GIVEN REQUEST:
Collect each line containing "freatisch".

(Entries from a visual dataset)

# # #

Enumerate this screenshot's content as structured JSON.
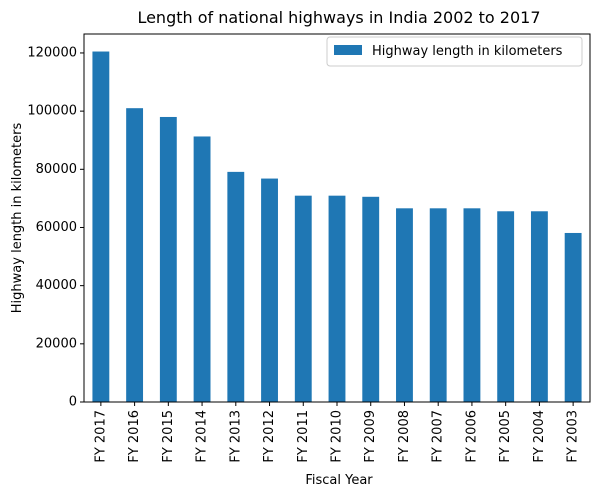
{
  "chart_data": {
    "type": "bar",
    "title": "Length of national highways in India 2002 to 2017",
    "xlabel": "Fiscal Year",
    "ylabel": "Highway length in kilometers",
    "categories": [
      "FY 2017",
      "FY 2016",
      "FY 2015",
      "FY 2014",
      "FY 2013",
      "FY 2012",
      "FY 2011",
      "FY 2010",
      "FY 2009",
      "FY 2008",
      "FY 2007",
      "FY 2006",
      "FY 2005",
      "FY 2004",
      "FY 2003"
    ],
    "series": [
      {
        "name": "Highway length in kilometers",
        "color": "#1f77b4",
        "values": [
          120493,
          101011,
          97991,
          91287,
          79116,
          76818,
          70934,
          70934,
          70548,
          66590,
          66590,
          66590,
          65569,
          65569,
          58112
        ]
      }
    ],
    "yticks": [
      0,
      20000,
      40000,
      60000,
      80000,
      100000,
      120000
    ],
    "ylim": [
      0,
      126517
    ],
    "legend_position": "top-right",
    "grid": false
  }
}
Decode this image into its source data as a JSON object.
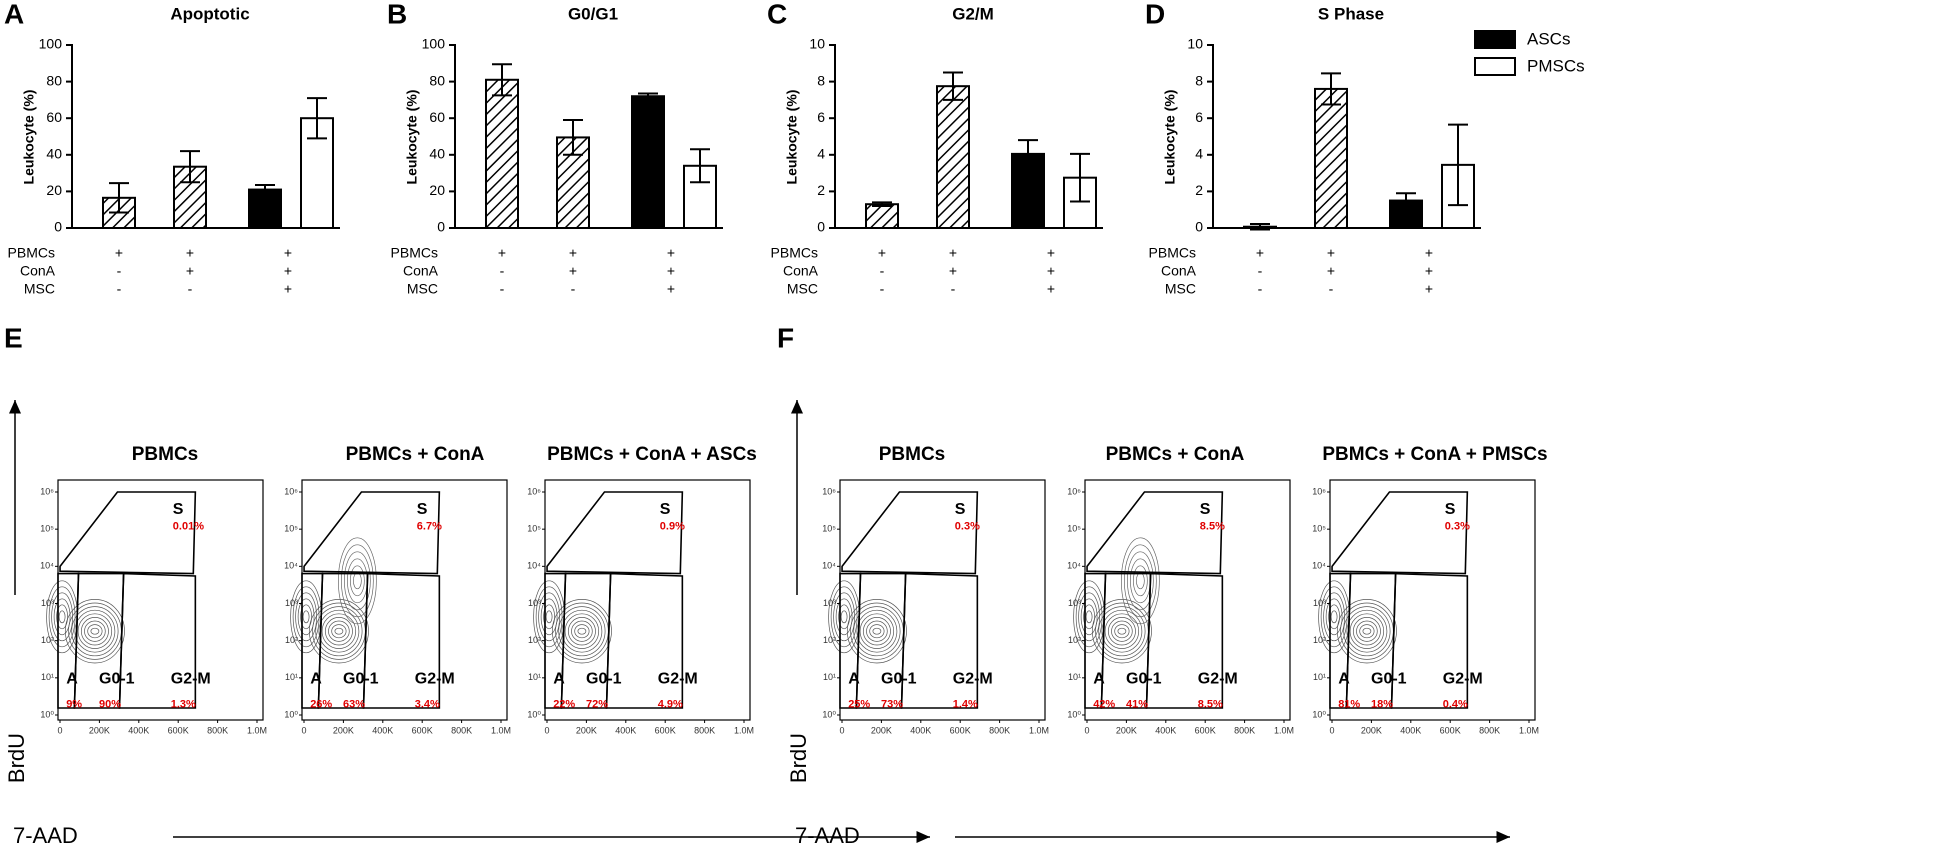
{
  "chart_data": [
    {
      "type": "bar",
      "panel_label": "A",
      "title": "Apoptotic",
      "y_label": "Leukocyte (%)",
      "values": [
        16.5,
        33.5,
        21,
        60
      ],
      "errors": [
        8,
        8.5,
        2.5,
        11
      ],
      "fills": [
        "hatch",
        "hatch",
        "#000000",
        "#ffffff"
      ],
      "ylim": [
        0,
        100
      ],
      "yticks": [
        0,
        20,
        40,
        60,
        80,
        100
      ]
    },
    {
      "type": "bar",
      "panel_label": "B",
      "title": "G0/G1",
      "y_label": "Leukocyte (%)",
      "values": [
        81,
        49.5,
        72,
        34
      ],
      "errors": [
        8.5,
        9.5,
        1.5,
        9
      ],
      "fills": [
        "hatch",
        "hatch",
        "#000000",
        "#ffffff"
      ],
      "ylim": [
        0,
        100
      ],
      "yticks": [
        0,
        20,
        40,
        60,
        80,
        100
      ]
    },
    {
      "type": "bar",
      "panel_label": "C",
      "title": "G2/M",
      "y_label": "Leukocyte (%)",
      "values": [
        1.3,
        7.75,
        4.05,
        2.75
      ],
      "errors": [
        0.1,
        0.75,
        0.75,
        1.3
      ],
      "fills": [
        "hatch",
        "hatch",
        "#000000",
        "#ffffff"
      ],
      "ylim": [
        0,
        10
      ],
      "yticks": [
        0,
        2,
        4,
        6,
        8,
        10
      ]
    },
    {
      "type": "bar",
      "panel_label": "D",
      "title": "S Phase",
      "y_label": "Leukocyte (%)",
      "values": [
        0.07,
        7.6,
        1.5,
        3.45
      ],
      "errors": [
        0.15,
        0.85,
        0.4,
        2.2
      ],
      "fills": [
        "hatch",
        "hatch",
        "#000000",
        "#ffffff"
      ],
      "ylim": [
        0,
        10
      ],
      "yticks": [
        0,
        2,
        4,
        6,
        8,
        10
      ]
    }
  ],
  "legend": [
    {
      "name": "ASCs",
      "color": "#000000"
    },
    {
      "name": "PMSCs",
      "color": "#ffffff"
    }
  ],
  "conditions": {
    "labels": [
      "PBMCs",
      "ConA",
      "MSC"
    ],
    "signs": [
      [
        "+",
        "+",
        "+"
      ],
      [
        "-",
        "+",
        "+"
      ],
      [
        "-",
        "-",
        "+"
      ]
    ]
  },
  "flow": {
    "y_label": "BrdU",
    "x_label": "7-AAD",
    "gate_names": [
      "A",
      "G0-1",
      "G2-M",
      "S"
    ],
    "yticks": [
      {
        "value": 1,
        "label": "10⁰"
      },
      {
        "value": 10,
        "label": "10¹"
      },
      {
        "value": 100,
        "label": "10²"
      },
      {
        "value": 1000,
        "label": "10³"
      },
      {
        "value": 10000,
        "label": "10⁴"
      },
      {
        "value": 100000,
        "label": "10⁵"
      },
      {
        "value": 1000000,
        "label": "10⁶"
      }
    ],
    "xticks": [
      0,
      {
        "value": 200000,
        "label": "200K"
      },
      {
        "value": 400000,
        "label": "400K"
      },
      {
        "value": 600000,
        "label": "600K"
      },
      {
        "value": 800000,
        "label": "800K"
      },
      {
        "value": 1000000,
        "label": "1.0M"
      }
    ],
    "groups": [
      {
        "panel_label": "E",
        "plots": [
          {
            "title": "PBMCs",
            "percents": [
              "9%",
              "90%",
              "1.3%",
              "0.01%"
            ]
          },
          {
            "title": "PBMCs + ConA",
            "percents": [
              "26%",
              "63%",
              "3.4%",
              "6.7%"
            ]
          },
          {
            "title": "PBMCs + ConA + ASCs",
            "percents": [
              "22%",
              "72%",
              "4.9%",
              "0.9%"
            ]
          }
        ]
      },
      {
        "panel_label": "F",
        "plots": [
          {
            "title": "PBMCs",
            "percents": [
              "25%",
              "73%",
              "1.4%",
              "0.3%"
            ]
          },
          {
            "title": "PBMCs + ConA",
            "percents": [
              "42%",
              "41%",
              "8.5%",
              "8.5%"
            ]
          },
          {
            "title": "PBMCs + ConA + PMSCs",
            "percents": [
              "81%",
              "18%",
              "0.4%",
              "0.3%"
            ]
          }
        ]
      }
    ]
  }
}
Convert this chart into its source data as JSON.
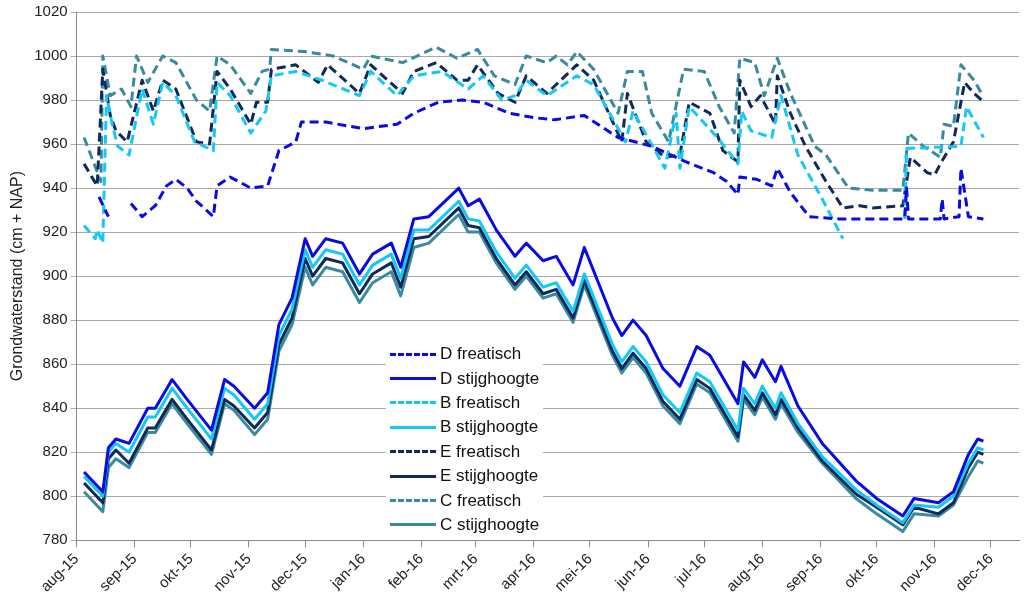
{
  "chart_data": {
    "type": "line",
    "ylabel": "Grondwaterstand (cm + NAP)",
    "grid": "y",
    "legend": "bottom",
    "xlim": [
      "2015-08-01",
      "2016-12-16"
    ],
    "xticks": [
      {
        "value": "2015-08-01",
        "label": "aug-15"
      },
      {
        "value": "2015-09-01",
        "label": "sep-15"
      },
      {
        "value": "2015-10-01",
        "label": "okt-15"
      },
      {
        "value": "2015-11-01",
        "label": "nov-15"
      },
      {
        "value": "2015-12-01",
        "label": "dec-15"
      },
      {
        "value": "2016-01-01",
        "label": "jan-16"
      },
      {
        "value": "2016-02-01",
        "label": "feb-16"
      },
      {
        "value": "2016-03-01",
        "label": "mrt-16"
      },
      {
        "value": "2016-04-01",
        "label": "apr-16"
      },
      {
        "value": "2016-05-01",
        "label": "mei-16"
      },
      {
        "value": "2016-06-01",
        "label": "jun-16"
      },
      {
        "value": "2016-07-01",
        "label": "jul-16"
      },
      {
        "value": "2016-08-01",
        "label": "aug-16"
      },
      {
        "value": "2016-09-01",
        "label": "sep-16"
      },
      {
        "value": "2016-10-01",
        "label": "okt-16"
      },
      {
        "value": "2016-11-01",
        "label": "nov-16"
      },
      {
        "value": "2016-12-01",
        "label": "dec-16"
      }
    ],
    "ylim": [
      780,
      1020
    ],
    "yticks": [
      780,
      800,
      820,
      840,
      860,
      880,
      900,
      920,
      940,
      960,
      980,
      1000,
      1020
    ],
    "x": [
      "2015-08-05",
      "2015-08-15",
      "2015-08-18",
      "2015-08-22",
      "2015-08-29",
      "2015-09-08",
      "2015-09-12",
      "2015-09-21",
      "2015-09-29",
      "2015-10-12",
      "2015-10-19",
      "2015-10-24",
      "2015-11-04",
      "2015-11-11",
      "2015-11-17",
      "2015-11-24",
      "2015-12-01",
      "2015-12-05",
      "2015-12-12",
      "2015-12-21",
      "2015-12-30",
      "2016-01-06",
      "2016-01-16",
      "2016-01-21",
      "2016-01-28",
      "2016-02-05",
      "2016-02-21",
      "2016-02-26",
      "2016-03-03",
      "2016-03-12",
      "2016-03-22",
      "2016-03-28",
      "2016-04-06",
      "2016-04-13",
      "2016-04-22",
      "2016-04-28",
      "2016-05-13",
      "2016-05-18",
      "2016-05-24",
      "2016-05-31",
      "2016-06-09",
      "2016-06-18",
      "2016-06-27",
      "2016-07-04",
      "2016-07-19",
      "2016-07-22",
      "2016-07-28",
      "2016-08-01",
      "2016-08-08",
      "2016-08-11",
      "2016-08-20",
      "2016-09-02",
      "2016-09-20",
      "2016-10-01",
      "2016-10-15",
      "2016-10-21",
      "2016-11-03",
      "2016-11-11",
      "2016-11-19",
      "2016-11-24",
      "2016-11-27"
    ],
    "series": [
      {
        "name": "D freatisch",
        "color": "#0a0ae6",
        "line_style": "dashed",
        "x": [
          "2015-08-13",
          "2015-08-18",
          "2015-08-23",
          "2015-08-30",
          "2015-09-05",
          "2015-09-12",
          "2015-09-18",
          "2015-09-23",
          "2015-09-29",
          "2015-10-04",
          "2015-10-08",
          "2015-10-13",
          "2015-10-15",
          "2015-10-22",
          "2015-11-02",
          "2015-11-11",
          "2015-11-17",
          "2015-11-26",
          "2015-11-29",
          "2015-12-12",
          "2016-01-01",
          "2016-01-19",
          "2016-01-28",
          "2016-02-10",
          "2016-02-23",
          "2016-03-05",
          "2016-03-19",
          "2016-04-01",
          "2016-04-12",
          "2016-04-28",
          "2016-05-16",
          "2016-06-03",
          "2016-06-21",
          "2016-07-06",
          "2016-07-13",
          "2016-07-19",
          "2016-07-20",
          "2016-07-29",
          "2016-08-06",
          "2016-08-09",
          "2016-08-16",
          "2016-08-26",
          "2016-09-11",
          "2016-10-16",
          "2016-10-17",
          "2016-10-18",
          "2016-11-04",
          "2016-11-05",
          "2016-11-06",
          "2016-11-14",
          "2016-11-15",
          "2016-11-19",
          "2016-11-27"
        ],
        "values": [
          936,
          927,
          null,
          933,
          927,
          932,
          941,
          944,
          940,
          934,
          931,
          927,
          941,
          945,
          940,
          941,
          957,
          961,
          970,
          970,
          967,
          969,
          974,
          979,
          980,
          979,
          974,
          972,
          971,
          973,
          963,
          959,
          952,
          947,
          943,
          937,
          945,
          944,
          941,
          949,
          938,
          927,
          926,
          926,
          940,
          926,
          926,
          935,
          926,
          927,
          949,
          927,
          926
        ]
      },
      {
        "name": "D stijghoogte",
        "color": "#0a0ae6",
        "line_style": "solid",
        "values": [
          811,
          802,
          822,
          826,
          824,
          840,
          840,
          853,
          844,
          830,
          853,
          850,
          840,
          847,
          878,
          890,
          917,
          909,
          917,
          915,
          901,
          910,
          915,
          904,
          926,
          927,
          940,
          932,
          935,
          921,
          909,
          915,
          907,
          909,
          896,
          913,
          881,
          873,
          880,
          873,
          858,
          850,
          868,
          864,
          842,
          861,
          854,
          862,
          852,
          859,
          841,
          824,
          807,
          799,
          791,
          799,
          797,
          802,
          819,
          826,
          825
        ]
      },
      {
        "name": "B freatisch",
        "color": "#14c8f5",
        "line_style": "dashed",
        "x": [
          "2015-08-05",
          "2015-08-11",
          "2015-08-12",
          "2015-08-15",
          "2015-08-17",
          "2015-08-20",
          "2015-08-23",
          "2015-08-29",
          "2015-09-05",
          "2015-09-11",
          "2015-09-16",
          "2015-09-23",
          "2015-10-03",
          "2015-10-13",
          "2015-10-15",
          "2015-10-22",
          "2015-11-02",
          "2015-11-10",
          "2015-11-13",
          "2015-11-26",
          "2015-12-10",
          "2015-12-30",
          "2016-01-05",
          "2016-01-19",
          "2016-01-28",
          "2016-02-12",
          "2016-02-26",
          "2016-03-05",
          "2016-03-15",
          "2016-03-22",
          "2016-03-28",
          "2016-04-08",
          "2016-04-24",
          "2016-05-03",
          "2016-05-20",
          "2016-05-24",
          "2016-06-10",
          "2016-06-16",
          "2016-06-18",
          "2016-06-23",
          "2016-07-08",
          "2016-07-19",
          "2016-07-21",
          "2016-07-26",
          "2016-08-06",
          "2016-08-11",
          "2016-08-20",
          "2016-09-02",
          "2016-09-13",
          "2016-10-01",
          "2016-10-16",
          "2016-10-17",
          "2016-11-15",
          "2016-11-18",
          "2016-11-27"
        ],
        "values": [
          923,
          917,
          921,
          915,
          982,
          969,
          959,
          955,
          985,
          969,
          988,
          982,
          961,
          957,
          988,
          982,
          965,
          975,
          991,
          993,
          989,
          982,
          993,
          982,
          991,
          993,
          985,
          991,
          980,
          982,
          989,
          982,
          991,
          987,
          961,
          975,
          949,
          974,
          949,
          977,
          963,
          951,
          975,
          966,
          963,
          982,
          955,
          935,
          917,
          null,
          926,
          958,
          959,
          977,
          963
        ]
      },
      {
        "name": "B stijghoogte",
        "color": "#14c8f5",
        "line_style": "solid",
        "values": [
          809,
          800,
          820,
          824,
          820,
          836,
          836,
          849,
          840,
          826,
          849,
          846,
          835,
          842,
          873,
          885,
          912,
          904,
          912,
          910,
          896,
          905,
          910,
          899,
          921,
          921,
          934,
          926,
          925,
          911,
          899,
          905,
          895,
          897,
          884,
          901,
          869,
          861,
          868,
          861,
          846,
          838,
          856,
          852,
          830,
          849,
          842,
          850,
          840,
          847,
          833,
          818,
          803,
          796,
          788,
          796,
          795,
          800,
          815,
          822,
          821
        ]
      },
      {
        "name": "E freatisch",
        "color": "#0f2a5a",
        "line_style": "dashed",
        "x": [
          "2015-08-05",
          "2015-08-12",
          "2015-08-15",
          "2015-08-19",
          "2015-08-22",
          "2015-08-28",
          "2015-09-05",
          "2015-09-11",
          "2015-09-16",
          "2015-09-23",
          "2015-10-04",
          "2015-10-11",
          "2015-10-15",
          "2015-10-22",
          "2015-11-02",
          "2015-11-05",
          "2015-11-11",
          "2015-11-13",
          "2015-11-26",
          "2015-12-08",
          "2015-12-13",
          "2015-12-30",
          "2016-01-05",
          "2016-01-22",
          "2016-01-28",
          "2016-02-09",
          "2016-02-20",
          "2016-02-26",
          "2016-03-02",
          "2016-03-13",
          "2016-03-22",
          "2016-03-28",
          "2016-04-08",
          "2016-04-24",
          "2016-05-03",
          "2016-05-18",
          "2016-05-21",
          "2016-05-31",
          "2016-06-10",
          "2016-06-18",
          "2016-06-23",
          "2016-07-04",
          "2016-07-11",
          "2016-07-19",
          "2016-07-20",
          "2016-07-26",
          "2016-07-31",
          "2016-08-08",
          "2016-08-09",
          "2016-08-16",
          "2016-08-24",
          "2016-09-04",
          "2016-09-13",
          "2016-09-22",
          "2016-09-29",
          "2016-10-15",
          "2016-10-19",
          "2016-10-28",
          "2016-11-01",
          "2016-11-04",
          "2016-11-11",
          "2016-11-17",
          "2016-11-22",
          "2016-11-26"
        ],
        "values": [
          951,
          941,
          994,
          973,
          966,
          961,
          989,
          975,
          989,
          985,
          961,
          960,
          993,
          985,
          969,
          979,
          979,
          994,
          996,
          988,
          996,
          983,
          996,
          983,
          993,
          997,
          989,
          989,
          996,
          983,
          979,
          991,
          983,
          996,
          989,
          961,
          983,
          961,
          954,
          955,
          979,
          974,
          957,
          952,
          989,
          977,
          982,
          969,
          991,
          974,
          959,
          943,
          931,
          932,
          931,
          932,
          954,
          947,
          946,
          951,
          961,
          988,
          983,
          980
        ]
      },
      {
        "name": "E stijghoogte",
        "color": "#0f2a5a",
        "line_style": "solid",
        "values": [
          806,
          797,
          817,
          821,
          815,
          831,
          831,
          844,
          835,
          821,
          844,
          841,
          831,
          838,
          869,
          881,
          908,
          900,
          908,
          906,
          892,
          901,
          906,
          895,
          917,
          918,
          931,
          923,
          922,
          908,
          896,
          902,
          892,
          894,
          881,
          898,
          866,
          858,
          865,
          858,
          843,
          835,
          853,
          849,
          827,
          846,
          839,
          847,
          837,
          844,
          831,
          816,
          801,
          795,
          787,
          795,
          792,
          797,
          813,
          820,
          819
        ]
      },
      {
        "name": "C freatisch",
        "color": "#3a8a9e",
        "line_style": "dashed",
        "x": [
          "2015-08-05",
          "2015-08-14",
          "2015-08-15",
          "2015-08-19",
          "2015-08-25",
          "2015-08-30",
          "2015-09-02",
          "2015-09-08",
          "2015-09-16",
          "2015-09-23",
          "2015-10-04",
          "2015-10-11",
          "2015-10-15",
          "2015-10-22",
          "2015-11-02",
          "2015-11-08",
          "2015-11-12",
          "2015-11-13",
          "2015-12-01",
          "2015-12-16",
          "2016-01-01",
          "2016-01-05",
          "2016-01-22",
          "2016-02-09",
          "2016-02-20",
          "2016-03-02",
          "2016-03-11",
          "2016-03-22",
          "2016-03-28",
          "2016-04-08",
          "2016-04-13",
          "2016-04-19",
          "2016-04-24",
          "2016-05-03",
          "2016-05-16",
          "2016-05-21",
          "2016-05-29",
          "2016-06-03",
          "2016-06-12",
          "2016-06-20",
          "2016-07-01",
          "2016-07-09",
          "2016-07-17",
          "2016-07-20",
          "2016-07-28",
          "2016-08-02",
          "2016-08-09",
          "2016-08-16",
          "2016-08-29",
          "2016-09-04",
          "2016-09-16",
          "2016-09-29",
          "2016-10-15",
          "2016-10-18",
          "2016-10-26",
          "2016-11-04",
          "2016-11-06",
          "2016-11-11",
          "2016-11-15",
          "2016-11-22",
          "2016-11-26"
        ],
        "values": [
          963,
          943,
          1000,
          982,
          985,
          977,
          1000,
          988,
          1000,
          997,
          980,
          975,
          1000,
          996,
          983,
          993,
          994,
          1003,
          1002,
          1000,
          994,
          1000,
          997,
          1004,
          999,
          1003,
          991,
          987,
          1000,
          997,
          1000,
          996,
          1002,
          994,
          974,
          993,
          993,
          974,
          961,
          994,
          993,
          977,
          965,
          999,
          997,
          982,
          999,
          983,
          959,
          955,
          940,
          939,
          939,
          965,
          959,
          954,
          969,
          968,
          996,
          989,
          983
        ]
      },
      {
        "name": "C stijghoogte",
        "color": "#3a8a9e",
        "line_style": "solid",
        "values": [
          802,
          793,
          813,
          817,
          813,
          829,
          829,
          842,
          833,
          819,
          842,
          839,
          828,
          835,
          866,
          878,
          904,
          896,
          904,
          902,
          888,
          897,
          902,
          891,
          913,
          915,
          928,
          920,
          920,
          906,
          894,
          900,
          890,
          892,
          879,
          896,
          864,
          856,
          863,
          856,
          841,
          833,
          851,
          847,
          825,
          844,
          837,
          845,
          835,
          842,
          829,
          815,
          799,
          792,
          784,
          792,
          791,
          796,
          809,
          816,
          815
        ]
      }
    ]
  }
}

# # #

TASK RESULT:
        "name": "D freatisch",
        "name": "B freatisch",
        "name": "E freatisch",
        "name": "C freatisch",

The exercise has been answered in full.